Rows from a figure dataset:
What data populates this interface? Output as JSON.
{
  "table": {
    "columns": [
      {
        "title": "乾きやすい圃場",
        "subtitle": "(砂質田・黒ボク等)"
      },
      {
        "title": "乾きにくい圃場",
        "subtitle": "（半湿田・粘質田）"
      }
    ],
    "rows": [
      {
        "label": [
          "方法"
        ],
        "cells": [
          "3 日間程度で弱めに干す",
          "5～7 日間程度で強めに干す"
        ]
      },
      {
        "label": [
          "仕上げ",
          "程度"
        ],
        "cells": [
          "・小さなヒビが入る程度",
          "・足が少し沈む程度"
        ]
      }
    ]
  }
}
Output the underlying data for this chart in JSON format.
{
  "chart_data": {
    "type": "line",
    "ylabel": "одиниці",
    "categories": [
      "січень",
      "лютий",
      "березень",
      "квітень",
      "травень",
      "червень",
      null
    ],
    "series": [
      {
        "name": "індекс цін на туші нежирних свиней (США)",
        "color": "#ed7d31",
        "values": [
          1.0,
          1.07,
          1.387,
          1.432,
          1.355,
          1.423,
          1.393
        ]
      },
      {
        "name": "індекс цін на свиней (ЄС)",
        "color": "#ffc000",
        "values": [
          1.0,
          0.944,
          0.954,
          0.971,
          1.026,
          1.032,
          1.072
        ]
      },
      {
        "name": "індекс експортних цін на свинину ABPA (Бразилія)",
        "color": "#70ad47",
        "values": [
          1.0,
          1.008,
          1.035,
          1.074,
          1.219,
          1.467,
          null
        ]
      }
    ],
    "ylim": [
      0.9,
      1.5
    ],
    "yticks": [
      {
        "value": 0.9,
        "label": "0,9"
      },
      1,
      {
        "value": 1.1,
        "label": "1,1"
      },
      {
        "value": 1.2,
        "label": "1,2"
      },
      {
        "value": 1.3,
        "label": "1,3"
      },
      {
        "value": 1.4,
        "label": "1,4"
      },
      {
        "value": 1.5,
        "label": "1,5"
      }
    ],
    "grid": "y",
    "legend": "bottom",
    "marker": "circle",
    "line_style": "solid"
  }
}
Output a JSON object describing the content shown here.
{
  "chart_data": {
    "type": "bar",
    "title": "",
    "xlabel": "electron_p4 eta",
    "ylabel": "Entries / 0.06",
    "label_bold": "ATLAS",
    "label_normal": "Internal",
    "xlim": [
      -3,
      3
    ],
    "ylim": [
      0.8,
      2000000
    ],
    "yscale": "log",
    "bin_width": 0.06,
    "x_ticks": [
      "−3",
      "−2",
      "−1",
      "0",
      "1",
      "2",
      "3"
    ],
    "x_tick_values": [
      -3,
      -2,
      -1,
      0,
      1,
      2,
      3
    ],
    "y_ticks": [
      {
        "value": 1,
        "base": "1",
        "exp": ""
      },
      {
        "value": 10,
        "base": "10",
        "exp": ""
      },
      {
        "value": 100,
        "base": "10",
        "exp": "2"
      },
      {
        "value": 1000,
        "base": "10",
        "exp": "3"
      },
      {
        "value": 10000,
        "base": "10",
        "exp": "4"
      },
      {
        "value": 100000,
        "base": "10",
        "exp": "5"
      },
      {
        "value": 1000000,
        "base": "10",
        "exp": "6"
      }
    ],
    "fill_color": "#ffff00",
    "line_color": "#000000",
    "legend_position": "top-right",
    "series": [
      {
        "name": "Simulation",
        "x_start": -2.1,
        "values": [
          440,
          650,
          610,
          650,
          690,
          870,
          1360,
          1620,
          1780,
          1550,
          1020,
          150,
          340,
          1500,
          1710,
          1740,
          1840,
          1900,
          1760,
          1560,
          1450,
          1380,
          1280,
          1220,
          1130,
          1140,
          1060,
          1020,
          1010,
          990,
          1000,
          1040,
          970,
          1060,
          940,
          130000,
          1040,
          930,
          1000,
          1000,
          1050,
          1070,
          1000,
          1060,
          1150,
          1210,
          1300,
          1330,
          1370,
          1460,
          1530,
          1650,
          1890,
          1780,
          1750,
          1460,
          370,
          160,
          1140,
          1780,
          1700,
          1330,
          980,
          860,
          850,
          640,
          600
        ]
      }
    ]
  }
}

**Problem to work on:**
Answer with a single number: the count of lines holding the word "this".

**The reply:**
2